# [Set task]
Update the material by replacing every "Point" with "Marker" and leaving everything else unchanged. Leave the pictures out of your answer.

# [Records provided]
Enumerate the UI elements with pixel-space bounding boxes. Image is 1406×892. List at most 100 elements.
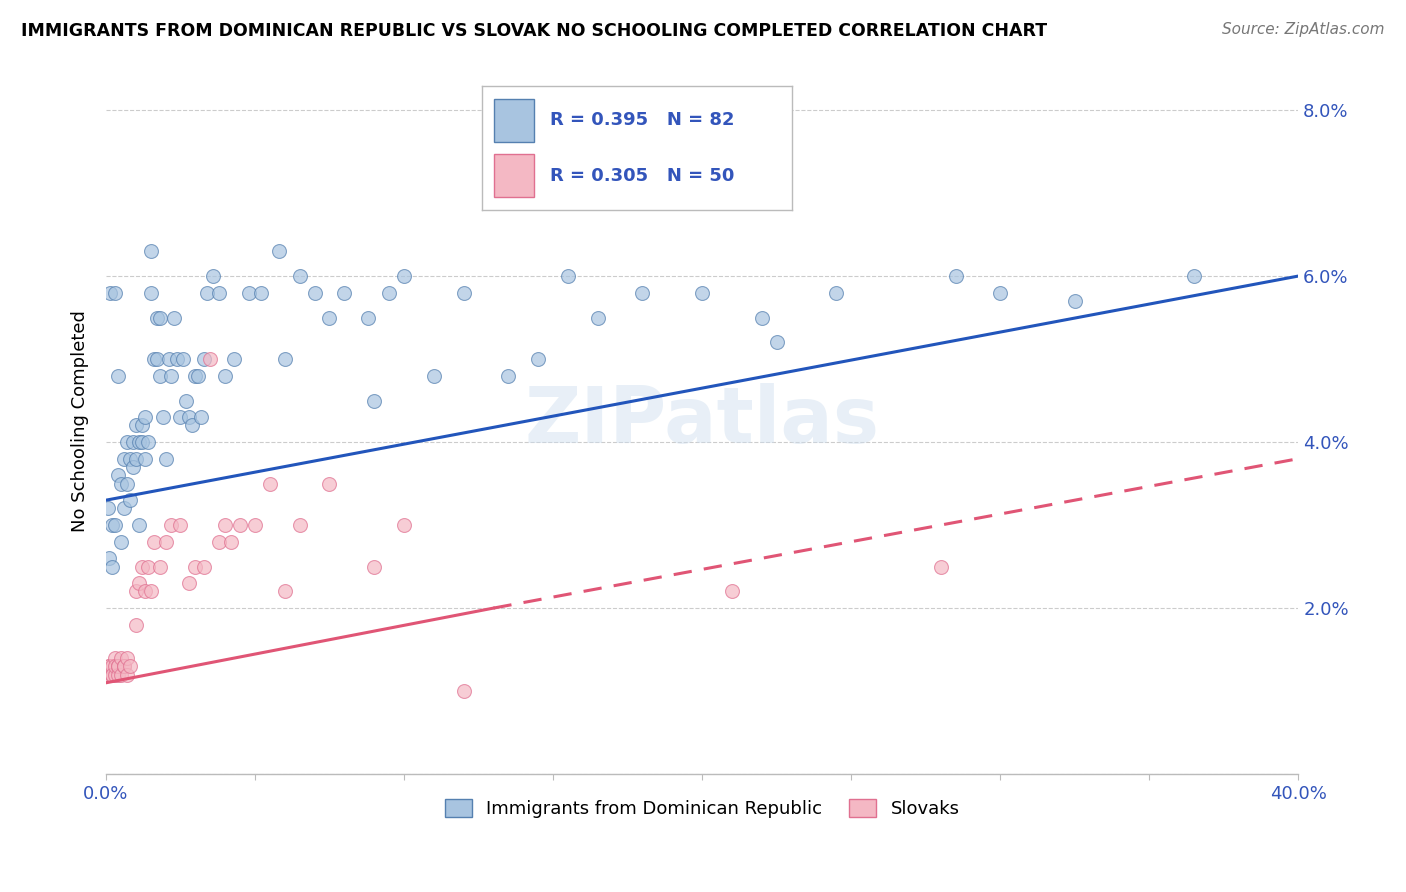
Point (259, 476, 281, 491)
Point (131, 435, 153, 450)
Point (187, 368, 209, 383)
Point (453, 684, 475, 698)
Point (115, 667, 138, 681)
Point (128, 576, 150, 591)
Point (148, 310, 170, 325)
Point (125, 451, 148, 466)
Point (110, 651, 132, 665)
Point (155, 534, 177, 549)
Point (118, 659, 141, 673)
Point (765, 335, 787, 350)
Point (112, 659, 135, 673)
Point (152, 410, 174, 425)
Point (121, 435, 143, 450)
Point (378, 285, 401, 300)
Point (134, 410, 156, 425)
Point (97, 659, 120, 673)
Point (357, 310, 380, 325)
Point (179, 410, 201, 425)
Point (148, 559, 170, 574)
Point (318, 310, 340, 325)
Point (392, 518, 415, 533)
Point (288, 268, 311, 283)
Point (200, 352, 222, 367)
Point (148, 368, 170, 383)
Point (195, 285, 218, 300)
Text: IMMIGRANTS FROM DOMINICAN REPUBLIC VS SLOVAK NO SCHOOLING COMPLETED CORRELATION : IMMIGRANTS FROM DOMINICAN REPUBLIC VS SL… (21, 22, 1047, 40)
Point (107, 667, 129, 681)
Point (631, 285, 654, 300)
Text: ZIPatlas: ZIPatlas (524, 384, 880, 459)
Point (104, 285, 127, 300)
Point (136, 559, 159, 574)
Point (101, 667, 124, 681)
Y-axis label: No Schooling Completed: No Schooling Completed (72, 310, 89, 533)
Point (110, 476, 132, 491)
Point (214, 368, 236, 383)
Point (104, 667, 127, 681)
Point (125, 418, 148, 433)
Point (121, 460, 143, 475)
Point (97, 659, 120, 673)
Point (155, 451, 177, 466)
Point (136, 435, 159, 450)
Point (557, 268, 579, 283)
Legend: Immigrants from Dominican Republic, Slovaks: Immigrants from Dominican Republic, Slov… (437, 791, 967, 825)
Point (112, 659, 135, 673)
Point (274, 352, 297, 367)
Point (101, 518, 124, 533)
Point (1063, 293, 1085, 308)
Point (107, 659, 129, 673)
Point (160, 368, 183, 383)
Text: Source: ZipAtlas.com: Source: ZipAtlas.com (1222, 22, 1385, 37)
Point (392, 268, 415, 283)
Point (157, 352, 180, 367)
Point (250, 285, 273, 300)
Point (104, 651, 127, 665)
Point (193, 559, 215, 574)
Point (134, 451, 156, 466)
Point (193, 352, 215, 367)
Point (721, 584, 744, 599)
Point (184, 559, 207, 574)
Point (115, 435, 138, 450)
Point (118, 493, 141, 508)
Point (219, 534, 242, 549)
Point (139, 285, 162, 300)
Point (112, 501, 135, 516)
Point (107, 468, 129, 483)
Point (751, 310, 773, 325)
Point (145, 310, 167, 325)
Point (125, 617, 148, 632)
Point (423, 368, 446, 383)
Point (176, 393, 198, 408)
Point (274, 584, 297, 599)
Point (142, 352, 165, 367)
Point (110, 667, 132, 681)
Point (110, 534, 132, 549)
Point (333, 285, 356, 300)
Point (97, 501, 120, 516)
Point (128, 518, 150, 533)
Point (243, 518, 266, 533)
Point (131, 559, 153, 574)
Point (104, 659, 127, 673)
Point (142, 534, 165, 549)
Point (363, 393, 385, 408)
Point (97, 551, 120, 566)
Point (107, 368, 129, 383)
Point (184, 368, 207, 383)
Point (97, 667, 120, 681)
Point (202, 268, 225, 283)
Point (222, 352, 245, 367)
Point (115, 476, 138, 491)
Point (128, 435, 150, 450)
Point (101, 559, 124, 574)
Point (125, 584, 148, 599)
Point (363, 559, 385, 574)
Point (101, 659, 124, 673)
Point (169, 518, 191, 533)
Point (318, 476, 340, 491)
Point (267, 244, 290, 259)
Point (229, 518, 252, 533)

# [Output for this exercise]
Enumerate the UI elements with pixel-space bounding boxes. Image is 1406×892. List at most 100 elements.
Marker (259, 476, 281, 491)
Marker (131, 435, 153, 450)
Marker (187, 368, 209, 383)
Marker (453, 684, 475, 698)
Marker (115, 667, 138, 681)
Marker (128, 576, 150, 591)
Marker (148, 310, 170, 325)
Marker (125, 451, 148, 466)
Marker (110, 651, 132, 665)
Marker (155, 534, 177, 549)
Marker (118, 659, 141, 673)
Marker (765, 335, 787, 350)
Marker (112, 659, 135, 673)
Marker (152, 410, 174, 425)
Marker (121, 435, 143, 450)
Marker (378, 285, 401, 300)
Marker (134, 410, 156, 425)
Marker (97, 659, 120, 673)
Marker (357, 310, 380, 325)
Marker (179, 410, 201, 425)
Marker (148, 559, 170, 574)
Marker (318, 310, 340, 325)
Marker (392, 518, 415, 533)
Marker (288, 268, 311, 283)
Marker (200, 352, 222, 367)
Marker (148, 368, 170, 383)
Marker (195, 285, 218, 300)
Text: IMMIGRANTS FROM DOMINICAN REPUBLIC VS SLOVAK NO SCHOOLING COMPLETED CORRELATION : IMMIGRANTS FROM DOMINICAN REPUBLIC VS SL… (21, 22, 1047, 40)
Marker (107, 667, 129, 681)
Marker (631, 285, 654, 300)
Text: ZIPatlas: ZIPatlas (524, 384, 880, 459)
Marker (104, 285, 127, 300)
Marker (136, 559, 159, 574)
Marker (101, 667, 124, 681)
Y-axis label: No Schooling Completed: No Schooling Completed (72, 310, 89, 533)
Marker (110, 476, 132, 491)
Marker (214, 368, 236, 383)
Marker (104, 667, 127, 681)
Marker (125, 418, 148, 433)
Marker (121, 460, 143, 475)
Marker (97, 659, 120, 673)
Marker (155, 451, 177, 466)
Marker (136, 435, 159, 450)
Marker (557, 268, 579, 283)
Legend: Immigrants from Dominican Republic, Slovaks: Immigrants from Dominican Republic, Slov… (437, 791, 967, 825)
Marker (112, 659, 135, 673)
Marker (274, 352, 297, 367)
Marker (101, 518, 124, 533)
Marker (1063, 293, 1085, 308)
Marker (107, 659, 129, 673)
Marker (160, 368, 183, 383)
Text: Source: ZipAtlas.com: Source: ZipAtlas.com (1222, 22, 1385, 37)
Marker (392, 268, 415, 283)
Marker (157, 352, 180, 367)
Marker (250, 285, 273, 300)
Marker (104, 651, 127, 665)
Marker (193, 559, 215, 574)
Marker (134, 451, 156, 466)
Marker (193, 352, 215, 367)
Marker (721, 584, 744, 599)
Marker (184, 559, 207, 574)
Marker (115, 435, 138, 450)
Marker (118, 493, 141, 508)
Marker (219, 534, 242, 549)
Marker (139, 285, 162, 300)
Marker (112, 501, 135, 516)
Marker (107, 468, 129, 483)
Marker (751, 310, 773, 325)
Marker (145, 310, 167, 325)
Marker (125, 617, 148, 632)
Marker (423, 368, 446, 383)
Marker (176, 393, 198, 408)
Marker (274, 584, 297, 599)
Marker (142, 352, 165, 367)
Marker (110, 667, 132, 681)
Marker (110, 534, 132, 549)
Marker (333, 285, 356, 300)
Marker (97, 501, 120, 516)
Marker (128, 518, 150, 533)
Marker (243, 518, 266, 533)
Marker (131, 559, 153, 574)
Marker (104, 659, 127, 673)
Marker (142, 534, 165, 549)
Marker (363, 393, 385, 408)
Marker (97, 551, 120, 566)
Marker (107, 368, 129, 383)
Marker (184, 368, 207, 383)
Marker (97, 667, 120, 681)
Marker (202, 268, 225, 283)
Marker (222, 352, 245, 367)
Marker (115, 476, 138, 491)
Marker (128, 435, 150, 450)
Marker (101, 559, 124, 574)
Marker (125, 584, 148, 599)
Marker (363, 559, 385, 574)
Marker (101, 659, 124, 673)
Marker (169, 518, 191, 533)
Marker (318, 476, 340, 491)
Marker (267, 244, 290, 259)
Marker (229, 518, 252, 533)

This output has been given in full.